WHAT NEEDS TO BE DONE: Below is a set of records. Repeat all of them exactly.

Items from a dataset:
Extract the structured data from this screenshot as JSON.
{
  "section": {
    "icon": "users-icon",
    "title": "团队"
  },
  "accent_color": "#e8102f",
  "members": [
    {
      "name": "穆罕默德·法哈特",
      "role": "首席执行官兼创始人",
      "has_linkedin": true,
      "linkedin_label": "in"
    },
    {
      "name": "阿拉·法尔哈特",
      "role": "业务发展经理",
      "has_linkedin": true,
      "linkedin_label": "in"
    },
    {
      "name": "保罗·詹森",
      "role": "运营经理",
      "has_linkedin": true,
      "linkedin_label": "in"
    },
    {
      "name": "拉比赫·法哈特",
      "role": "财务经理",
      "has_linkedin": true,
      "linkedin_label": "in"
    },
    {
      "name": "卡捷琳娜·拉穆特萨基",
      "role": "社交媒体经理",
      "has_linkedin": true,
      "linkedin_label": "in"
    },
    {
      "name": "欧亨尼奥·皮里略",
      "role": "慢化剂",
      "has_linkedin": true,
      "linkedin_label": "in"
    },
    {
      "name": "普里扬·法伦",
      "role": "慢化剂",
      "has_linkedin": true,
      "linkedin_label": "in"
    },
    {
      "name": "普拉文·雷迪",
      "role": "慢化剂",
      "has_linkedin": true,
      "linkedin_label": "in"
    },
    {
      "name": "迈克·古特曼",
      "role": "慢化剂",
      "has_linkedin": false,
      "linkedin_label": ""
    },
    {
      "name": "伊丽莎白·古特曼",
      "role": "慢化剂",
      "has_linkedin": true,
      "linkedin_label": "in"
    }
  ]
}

RESPONSE TO THIS EXERCISE:
Extract the structured data from this screenshot as JSON.
{
  "section": {
    "icon": "users-icon",
    "title": "团队"
  },
  "accent_color": "#e8102f",
  "members": [
    {
      "name": "穆罕默德·法哈特",
      "role": "首席执行官兼创始人",
      "has_linkedin": true,
      "linkedin_label": "in"
    },
    {
      "name": "阿拉·法尔哈特",
      "role": "业务发展经理",
      "has_linkedin": true,
      "linkedin_label": "in"
    },
    {
      "name": "保罗·詹森",
      "role": "运营经理",
      "has_linkedin": true,
      "linkedin_label": "in"
    },
    {
      "name": "拉比赫·法哈特",
      "role": "财务经理",
      "has_linkedin": true,
      "linkedin_label": "in"
    },
    {
      "name": "卡捷琳娜·拉穆特萨基",
      "role": "社交媒体经理",
      "has_linkedin": true,
      "linkedin_label": "in"
    },
    {
      "name": "欧亨尼奥·皮里略",
      "role": "慢化剂",
      "has_linkedin": true,
      "linkedin_label": "in"
    },
    {
      "name": "普里扬·法伦",
      "role": "慢化剂",
      "has_linkedin": true,
      "linkedin_label": "in"
    },
    {
      "name": "普拉文·雷迪",
      "role": "慢化剂",
      "has_linkedin": true,
      "linkedin_label": "in"
    },
    {
      "name": "迈克·古特曼",
      "role": "慢化剂",
      "has_linkedin": false,
      "linkedin_label": ""
    },
    {
      "name": "伊丽莎白·古特曼",
      "role": "慢化剂",
      "has_linkedin": true,
      "linkedin_label": "in"
    }
  ]
}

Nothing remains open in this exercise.